## [EXERCISE TASK]
Can you recast every line of the items below as a numbered list, leaving out any blank lines?
- - - - -
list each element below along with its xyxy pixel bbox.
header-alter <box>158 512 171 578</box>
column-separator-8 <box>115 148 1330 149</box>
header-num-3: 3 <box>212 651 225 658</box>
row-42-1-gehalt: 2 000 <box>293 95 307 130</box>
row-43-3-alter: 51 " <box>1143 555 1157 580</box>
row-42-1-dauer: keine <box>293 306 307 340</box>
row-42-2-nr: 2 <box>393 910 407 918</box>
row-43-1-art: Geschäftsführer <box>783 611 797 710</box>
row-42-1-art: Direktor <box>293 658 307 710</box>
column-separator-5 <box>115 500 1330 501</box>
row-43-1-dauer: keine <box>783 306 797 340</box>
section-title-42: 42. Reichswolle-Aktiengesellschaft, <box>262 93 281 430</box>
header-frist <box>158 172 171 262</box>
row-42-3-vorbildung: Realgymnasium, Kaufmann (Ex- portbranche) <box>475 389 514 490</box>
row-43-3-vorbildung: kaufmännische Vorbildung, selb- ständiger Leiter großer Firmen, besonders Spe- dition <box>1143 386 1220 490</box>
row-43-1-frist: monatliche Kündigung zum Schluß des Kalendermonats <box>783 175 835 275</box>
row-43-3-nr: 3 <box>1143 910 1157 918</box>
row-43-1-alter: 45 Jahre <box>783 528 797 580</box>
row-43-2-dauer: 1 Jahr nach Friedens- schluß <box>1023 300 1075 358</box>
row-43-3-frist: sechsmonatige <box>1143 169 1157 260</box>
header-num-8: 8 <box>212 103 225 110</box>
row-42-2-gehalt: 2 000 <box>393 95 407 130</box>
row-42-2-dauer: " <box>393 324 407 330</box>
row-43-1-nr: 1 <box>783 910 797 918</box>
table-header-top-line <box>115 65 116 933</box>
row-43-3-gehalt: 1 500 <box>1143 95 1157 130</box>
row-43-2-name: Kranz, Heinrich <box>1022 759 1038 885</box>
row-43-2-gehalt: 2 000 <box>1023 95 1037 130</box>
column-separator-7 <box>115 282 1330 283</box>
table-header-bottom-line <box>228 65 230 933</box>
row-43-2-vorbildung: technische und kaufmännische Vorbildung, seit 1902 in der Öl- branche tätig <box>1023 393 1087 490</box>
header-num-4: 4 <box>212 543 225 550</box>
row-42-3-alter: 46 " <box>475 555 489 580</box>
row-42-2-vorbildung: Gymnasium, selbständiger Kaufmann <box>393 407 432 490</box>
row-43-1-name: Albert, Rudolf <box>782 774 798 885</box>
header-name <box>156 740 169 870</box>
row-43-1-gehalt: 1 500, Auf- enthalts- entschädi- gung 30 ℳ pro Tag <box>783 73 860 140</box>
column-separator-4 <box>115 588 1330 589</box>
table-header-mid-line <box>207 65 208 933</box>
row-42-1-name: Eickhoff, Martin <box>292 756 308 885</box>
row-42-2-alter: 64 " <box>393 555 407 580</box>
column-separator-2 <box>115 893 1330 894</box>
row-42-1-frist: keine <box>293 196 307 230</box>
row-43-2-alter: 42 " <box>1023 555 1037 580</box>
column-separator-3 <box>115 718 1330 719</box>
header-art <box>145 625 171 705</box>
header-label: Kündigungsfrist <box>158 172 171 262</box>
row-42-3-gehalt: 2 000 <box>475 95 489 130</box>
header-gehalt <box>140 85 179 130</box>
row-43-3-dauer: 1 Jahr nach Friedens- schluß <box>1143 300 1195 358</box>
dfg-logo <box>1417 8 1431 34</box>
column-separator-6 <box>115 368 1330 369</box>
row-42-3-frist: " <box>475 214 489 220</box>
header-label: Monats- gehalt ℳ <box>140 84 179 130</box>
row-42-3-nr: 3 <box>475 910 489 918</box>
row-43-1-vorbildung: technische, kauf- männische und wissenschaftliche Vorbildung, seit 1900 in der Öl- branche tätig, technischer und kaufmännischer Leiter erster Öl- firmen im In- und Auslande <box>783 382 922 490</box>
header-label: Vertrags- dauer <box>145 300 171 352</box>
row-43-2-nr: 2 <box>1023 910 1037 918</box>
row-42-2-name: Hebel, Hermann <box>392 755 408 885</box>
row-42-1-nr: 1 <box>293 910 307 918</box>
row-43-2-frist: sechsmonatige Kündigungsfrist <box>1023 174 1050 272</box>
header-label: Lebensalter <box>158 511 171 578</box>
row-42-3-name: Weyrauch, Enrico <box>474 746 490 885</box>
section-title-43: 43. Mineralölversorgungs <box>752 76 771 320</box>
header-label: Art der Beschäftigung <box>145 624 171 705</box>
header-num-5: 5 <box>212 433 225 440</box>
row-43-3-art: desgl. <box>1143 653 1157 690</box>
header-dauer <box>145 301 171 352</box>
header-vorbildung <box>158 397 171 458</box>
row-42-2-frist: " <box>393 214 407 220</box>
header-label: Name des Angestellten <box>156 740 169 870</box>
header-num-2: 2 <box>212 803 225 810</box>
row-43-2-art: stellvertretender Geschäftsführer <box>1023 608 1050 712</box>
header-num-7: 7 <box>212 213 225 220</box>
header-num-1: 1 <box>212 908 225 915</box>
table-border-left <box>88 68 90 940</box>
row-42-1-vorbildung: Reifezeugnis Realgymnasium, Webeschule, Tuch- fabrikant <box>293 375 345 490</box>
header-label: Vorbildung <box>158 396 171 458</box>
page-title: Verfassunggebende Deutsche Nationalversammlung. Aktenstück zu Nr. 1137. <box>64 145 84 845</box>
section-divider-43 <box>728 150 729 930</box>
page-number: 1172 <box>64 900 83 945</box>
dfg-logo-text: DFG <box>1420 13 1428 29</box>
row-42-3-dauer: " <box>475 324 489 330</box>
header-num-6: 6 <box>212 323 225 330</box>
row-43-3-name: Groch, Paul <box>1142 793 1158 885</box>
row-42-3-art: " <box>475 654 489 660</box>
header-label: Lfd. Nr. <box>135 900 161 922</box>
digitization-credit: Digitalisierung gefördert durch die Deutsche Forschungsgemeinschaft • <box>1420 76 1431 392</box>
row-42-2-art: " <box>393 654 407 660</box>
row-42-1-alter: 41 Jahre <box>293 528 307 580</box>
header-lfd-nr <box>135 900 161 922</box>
- - - - -
## [EXERCISE ANSWER]
1. list each element below along with its xyxy pixel bbox.
2. header-alter <box>158 512 171 578</box>
3. column-separator-8 <box>115 148 1330 149</box>
4. header-num-3: 3 <box>212 651 225 658</box>
5. row-42-1-gehalt: 2 000 <box>293 95 307 130</box>
6. row-43-3-alter: 51 " <box>1143 555 1157 580</box>
7. row-42-1-dauer: keine <box>293 306 307 340</box>
8. row-42-2-nr: 2 <box>393 910 407 918</box>
9. row-43-1-art: Geschäftsführer <box>783 611 797 710</box>
10. row-42-1-art: Direktor <box>293 658 307 710</box>
11. column-separator-5 <box>115 500 1330 501</box>
12. row-43-1-dauer: keine <box>783 306 797 340</box>
13. section-title-42: 42. Reichswolle-Aktiengesellschaft, <box>262 93 281 430</box>
14. header-frist <box>158 172 171 262</box>
15. row-42-3-vorbildung: Realgymnasium, Kaufmann (Ex- portbranche) <box>475 389 514 490</box>
16. row-43-3-vorbildung: kaufmännische Vorbildung, selb- ständiger Leiter großer Firmen, besonders Spe- dition <box>1143 386 1220 490</box>
17. row-43-1-frist: monatliche Kündigung zum Schluß des Kalendermonats <box>783 175 835 275</box>
18. row-43-3-nr: 3 <box>1143 910 1157 918</box>
19. row-43-1-alter: 45 Jahre <box>783 528 797 580</box>
20. row-43-2-dauer: 1 Jahr nach Friedens- schluß <box>1023 300 1075 358</box>
21. row-43-3-frist: sechsmonatige <box>1143 169 1157 260</box>
22. header-num-8: 8 <box>212 103 225 110</box>
23. row-42-2-gehalt: 2 000 <box>393 95 407 130</box>
24. row-42-2-dauer: " <box>393 324 407 330</box>
25. row-43-1-nr: 1 <box>783 910 797 918</box>
26. table-header-top-line <box>115 65 116 933</box>
27. row-43-3-gehalt: 1 500 <box>1143 95 1157 130</box>
28. row-43-2-name: Kranz, Heinrich <box>1022 759 1038 885</box>
29. row-43-2-gehalt: 2 000 <box>1023 95 1037 130</box>
30. column-separator-7 <box>115 282 1330 283</box>
31. table-header-bottom-line <box>228 65 230 933</box>
32. row-43-2-vorbildung: technische und kaufmännische Vorbildung, seit 1902 in der Öl- branche tätig <box>1023 393 1087 490</box>
33. header-num-4: 4 <box>212 543 225 550</box>
34. row-42-3-alter: 46 " <box>475 555 489 580</box>
35. row-42-2-vorbildung: Gymnasium, selbständiger Kaufmann <box>393 407 432 490</box>
36. row-43-1-name: Albert, Rudolf <box>782 774 798 885</box>
37. header-name <box>156 740 169 870</box>
38. row-43-1-gehalt: 1 500, Auf- enthalts- entschädi- gung 30 ℳ pro Tag <box>783 73 860 140</box>
39. column-separator-4 <box>115 588 1330 589</box>
40. table-header-mid-line <box>207 65 208 933</box>
41. row-42-1-name: Eickhoff, Martin <box>292 756 308 885</box>
42. row-42-2-alter: 64 " <box>393 555 407 580</box>
43. column-separator-2 <box>115 893 1330 894</box>
44. row-42-1-frist: keine <box>293 196 307 230</box>
45. row-43-2-alter: 42 " <box>1023 555 1037 580</box>
46. column-separator-3 <box>115 718 1330 719</box>
47. header-art <box>145 625 171 705</box>
48. header-label: Kündigungsfrist <box>158 172 171 262</box>
49. row-42-3-gehalt: 2 000 <box>475 95 489 130</box>
50. header-gehalt <box>140 85 179 130</box>
51. row-43-3-dauer: 1 Jahr nach Friedens- schluß <box>1143 300 1195 358</box>
52. dfg-logo <box>1417 8 1431 34</box>
53. column-separator-6 <box>115 368 1330 369</box>
54. row-42-3-frist: " <box>475 214 489 220</box>
55. header-label: Monats- gehalt ℳ <box>140 84 179 130</box>
56. row-42-3-nr: 3 <box>475 910 489 918</box>
57. row-43-1-vorbildung: technische, kauf- männische und wissenschaftliche Vorbildung, seit 1900 in der Öl- branche tätig, technischer und kaufmännischer Leiter erster Öl- firmen im In- und Auslande <box>783 382 922 490</box>
58. header-label: Vertrags- dauer <box>145 300 171 352</box>
59. row-43-2-nr: 2 <box>1023 910 1037 918</box>
60. row-42-2-name: Hebel, Hermann <box>392 755 408 885</box>
61. row-42-1-nr: 1 <box>293 910 307 918</box>
62. row-43-2-frist: sechsmonatige Kündigungsfrist <box>1023 174 1050 272</box>
63. header-label: Lebensalter <box>158 511 171 578</box>
64. row-42-3-name: Weyrauch, Enrico <box>474 746 490 885</box>
65. section-title-43: 43. Mineralölversorgungs <box>752 76 771 320</box>
66. header-label: Art der Beschäftigung <box>145 624 171 705</box>
67. header-num-5: 5 <box>212 433 225 440</box>
68. row-43-3-art: desgl. <box>1143 653 1157 690</box>
69. header-dauer <box>145 301 171 352</box>
70. header-vorbildung <box>158 397 171 458</box>
71. row-42-2-frist: " <box>393 214 407 220</box>
72. header-label: Name des Angestellten <box>156 740 169 870</box>
73. header-num-2: 2 <box>212 803 225 810</box>
74. row-43-2-art: stellvertretender Geschäftsführer <box>1023 608 1050 712</box>
75. header-num-7: 7 <box>212 213 225 220</box>
76. header-num-1: 1 <box>212 908 225 915</box>
77. table-border-left <box>88 68 90 940</box>
78. row-42-1-vorbildung: Reifezeugnis Realgymnasium, Webeschule, Tuch- fabrikant <box>293 375 345 490</box>
79. header-label: Vorbildung <box>158 396 171 458</box>
80. page-title: Verfassunggebende Deutsche Nationalversammlung. Aktenstück zu Nr. 1137. <box>64 145 84 845</box>
81. section-divider-43 <box>728 150 729 930</box>
82. page-number: 1172 <box>64 900 83 945</box>
83. dfg-logo-text: DFG <box>1420 13 1428 29</box>
84. row-42-3-dauer: " <box>475 324 489 330</box>
85. header-num-6: 6 <box>212 323 225 330</box>
86. row-43-3-name: Groch, Paul <box>1142 793 1158 885</box>
87. row-42-3-art: " <box>475 654 489 660</box>
88. header-label: Lfd. Nr. <box>135 900 161 922</box>
89. digitization-credit: Digitalisierung gefördert durch die Deutsche Forschungsgemeinschaft • <box>1420 76 1431 392</box>
90. row-42-2-art: " <box>393 654 407 660</box>
91. row-42-1-alter: 41 Jahre <box>293 528 307 580</box>
92. header-lfd-nr <box>135 900 161 922</box>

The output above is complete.